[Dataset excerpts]
━━━━━━━━━━━━━━━━━━━━━━━━━━━━━━
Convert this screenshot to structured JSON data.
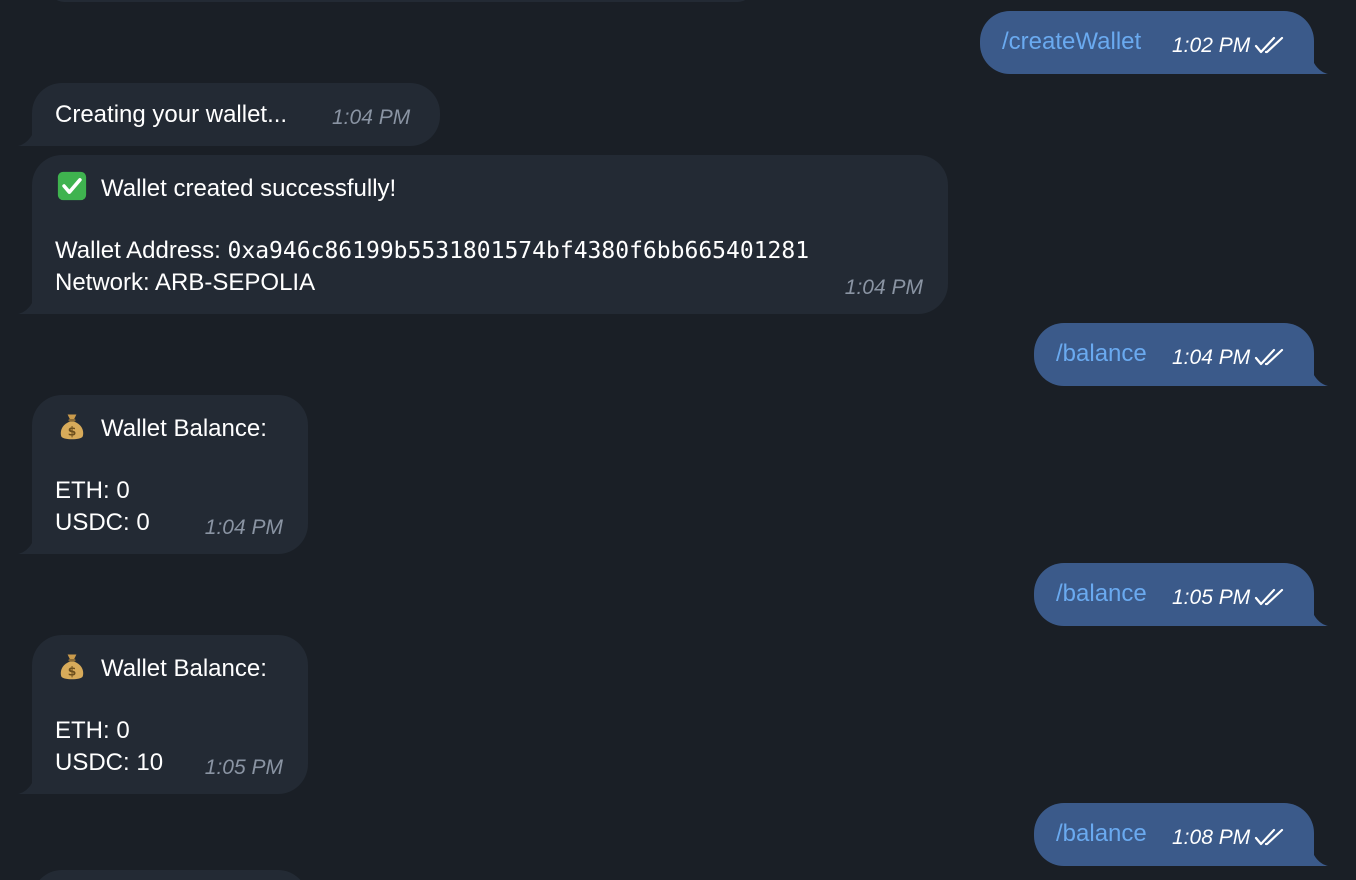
{
  "colors": {
    "background": "#1a1f26",
    "incoming_bubble": "#232a34",
    "outgoing_bubble": "#3b5a8a",
    "command_link": "#6aaaf0",
    "incoming_time": "#8a94a3"
  },
  "messages": [
    {
      "direction": "outgoing",
      "text": "/createWallet",
      "time": "1:02 PM",
      "status": "read-double-check-icon"
    },
    {
      "direction": "incoming",
      "text": "Creating your wallet...",
      "time": "1:04 PM"
    },
    {
      "direction": "incoming",
      "icon": "check-mark-button-emoji",
      "heading": "Wallet created successfully!",
      "address_label": "Wallet Address: ",
      "address_value": "0xa946c86199b5531801574bf4380f6bb665401281",
      "network_line": "Network: ARB-SEPOLIA",
      "time": "1:04 PM"
    },
    {
      "direction": "outgoing",
      "text": "/balance",
      "time": "1:04 PM",
      "status": "read-double-check-icon"
    },
    {
      "direction": "incoming",
      "icon": "money-bag-emoji",
      "heading": "Wallet Balance:",
      "lines": [
        "ETH: 0",
        "USDC: 0"
      ],
      "time": "1:04 PM"
    },
    {
      "direction": "outgoing",
      "text": "/balance",
      "time": "1:05 PM",
      "status": "read-double-check-icon"
    },
    {
      "direction": "incoming",
      "icon": "money-bag-emoji",
      "heading": "Wallet Balance:",
      "lines": [
        "ETH: 0",
        "USDC: 10"
      ],
      "time": "1:05 PM"
    },
    {
      "direction": "outgoing",
      "text": "/balance",
      "time": "1:08 PM",
      "status": "read-double-check-icon"
    }
  ]
}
━━━━━━━━━━━━━━━━━━━━━━━━━━━━━━
Requirements: Give every record back exactly as it reads, with no images.

Solution for this exercise:
Convert this screenshot to structured JSON data.
{
  "colors": {
    "background": "#1a1f26",
    "incoming_bubble": "#232a34",
    "outgoing_bubble": "#3b5a8a",
    "command_link": "#6aaaf0",
    "incoming_time": "#8a94a3"
  },
  "messages": [
    {
      "direction": "outgoing",
      "text": "/createWallet",
      "time": "1:02 PM",
      "status": "read-double-check-icon"
    },
    {
      "direction": "incoming",
      "text": "Creating your wallet...",
      "time": "1:04 PM"
    },
    {
      "direction": "incoming",
      "icon": "check-mark-button-emoji",
      "heading": "Wallet created successfully!",
      "address_label": "Wallet Address: ",
      "address_value": "0xa946c86199b5531801574bf4380f6bb665401281",
      "network_line": "Network: ARB-SEPOLIA",
      "time": "1:04 PM"
    },
    {
      "direction": "outgoing",
      "text": "/balance",
      "time": "1:04 PM",
      "status": "read-double-check-icon"
    },
    {
      "direction": "incoming",
      "icon": "money-bag-emoji",
      "heading": "Wallet Balance:",
      "lines": [
        "ETH: 0",
        "USDC: 0"
      ],
      "time": "1:04 PM"
    },
    {
      "direction": "outgoing",
      "text": "/balance",
      "time": "1:05 PM",
      "status": "read-double-check-icon"
    },
    {
      "direction": "incoming",
      "icon": "money-bag-emoji",
      "heading": "Wallet Balance:",
      "lines": [
        "ETH: 0",
        "USDC: 10"
      ],
      "time": "1:05 PM"
    },
    {
      "direction": "outgoing",
      "text": "/balance",
      "time": "1:08 PM",
      "status": "read-double-check-icon"
    }
  ]
}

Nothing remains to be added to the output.